Element box records:
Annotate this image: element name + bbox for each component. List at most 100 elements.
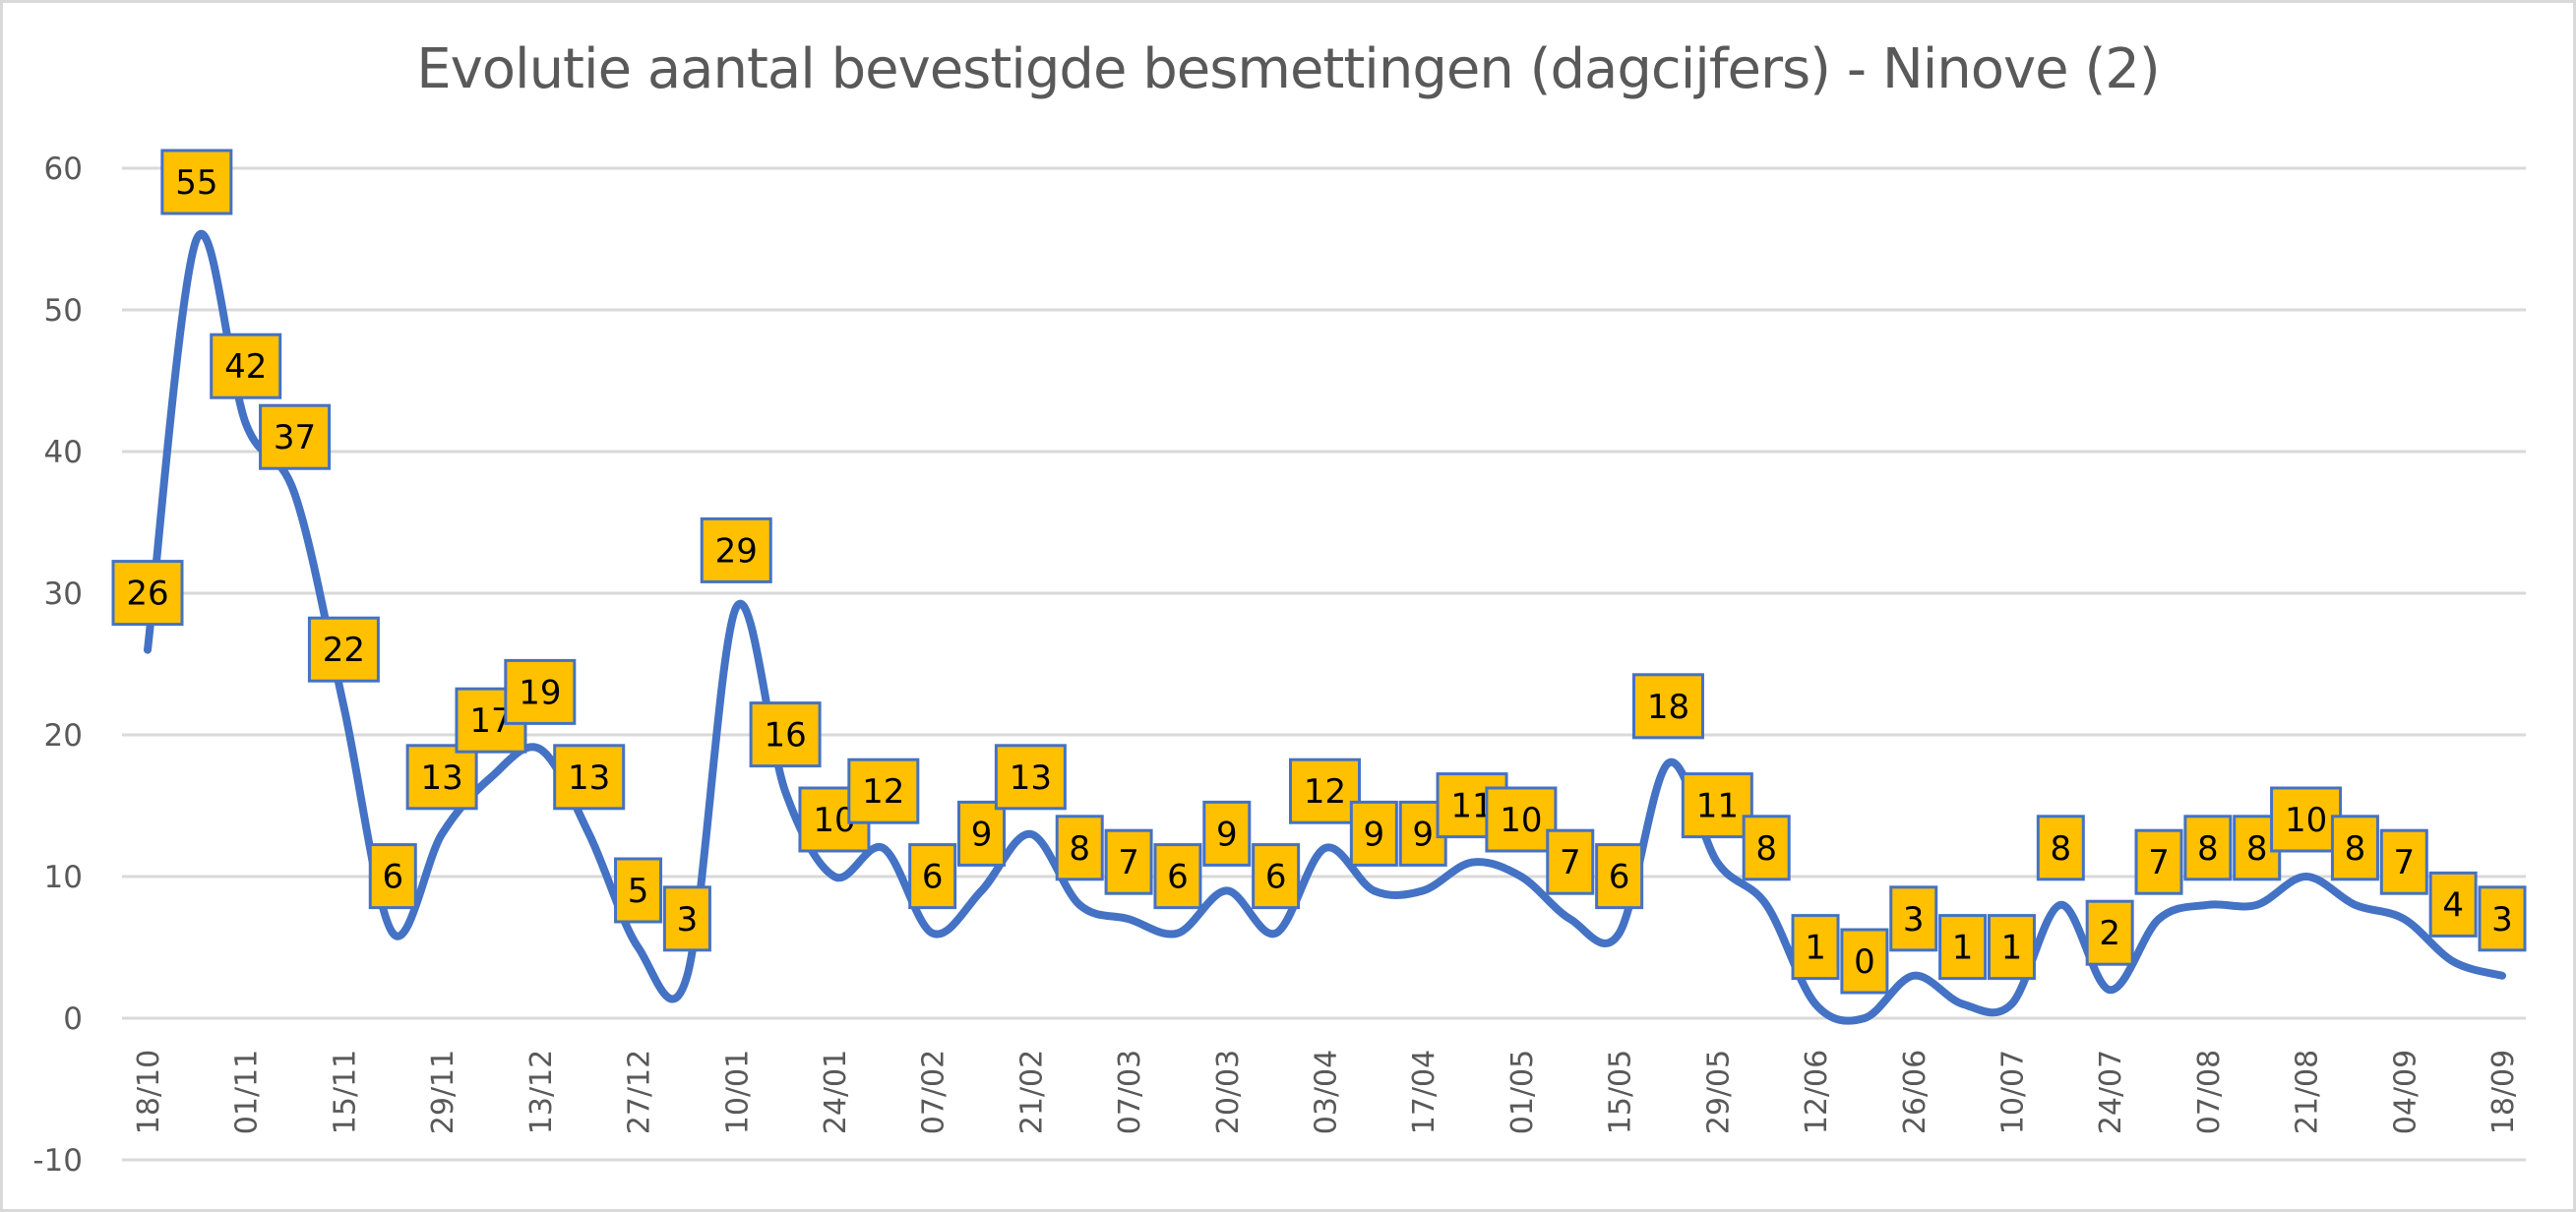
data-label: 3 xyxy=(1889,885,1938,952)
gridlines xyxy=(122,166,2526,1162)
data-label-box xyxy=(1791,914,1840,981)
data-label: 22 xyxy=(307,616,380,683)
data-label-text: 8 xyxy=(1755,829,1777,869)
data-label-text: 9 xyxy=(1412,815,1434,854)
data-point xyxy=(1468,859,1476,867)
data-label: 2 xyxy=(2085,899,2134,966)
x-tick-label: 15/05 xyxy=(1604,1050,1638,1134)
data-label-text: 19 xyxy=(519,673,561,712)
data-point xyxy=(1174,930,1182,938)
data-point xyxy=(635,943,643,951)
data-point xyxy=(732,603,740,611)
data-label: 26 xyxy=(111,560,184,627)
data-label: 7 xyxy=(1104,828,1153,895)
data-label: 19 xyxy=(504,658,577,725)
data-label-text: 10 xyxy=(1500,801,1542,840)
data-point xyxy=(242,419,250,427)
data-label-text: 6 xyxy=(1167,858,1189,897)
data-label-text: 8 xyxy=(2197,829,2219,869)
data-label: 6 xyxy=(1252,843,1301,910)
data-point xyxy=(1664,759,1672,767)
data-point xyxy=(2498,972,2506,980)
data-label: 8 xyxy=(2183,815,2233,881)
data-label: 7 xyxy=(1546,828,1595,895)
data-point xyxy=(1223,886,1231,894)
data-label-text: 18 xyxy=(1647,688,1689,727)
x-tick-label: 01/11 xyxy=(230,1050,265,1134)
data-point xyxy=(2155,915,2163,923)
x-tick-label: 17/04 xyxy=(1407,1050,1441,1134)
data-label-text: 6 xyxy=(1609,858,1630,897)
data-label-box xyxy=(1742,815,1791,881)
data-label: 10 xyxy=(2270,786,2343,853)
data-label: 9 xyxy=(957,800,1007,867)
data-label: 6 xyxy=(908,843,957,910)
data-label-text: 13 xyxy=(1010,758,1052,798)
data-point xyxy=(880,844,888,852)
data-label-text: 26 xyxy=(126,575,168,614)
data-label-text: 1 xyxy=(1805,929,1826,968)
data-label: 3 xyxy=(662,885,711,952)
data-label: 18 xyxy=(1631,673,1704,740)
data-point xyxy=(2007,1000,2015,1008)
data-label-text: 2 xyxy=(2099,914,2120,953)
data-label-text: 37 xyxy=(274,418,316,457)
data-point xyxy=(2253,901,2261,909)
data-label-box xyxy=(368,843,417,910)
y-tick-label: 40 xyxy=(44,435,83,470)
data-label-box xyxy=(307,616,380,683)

- **STATED EXERCISE**: Quote the lines of the material, starting with the line that contains "data-label: 3 xyxy=(1889,885,1938,952)" and going on through the line that contains "data-label: 19 xyxy=(504,658,577,725)".

- **REPLY TO THE TASK**:
data-label: 3 xyxy=(1889,885,1938,952)
gridlines xyxy=(122,166,2526,1162)
data-label-box xyxy=(1791,914,1840,981)
data-label: 22 xyxy=(307,616,380,683)
data-label-text: 8 xyxy=(1755,829,1777,869)
data-label-text: 9 xyxy=(1412,815,1434,854)
data-point xyxy=(1468,859,1476,867)
data-label: 2 xyxy=(2085,899,2134,966)
x-tick-label: 15/05 xyxy=(1604,1050,1638,1134)
data-label-text: 19 xyxy=(519,673,561,712)
data-point xyxy=(1174,930,1182,938)
data-point xyxy=(635,943,643,951)
data-point xyxy=(732,603,740,611)
data-label: 26 xyxy=(111,560,184,627)
data-label: 7 xyxy=(1104,828,1153,895)
data-label: 19 xyxy=(504,658,577,725)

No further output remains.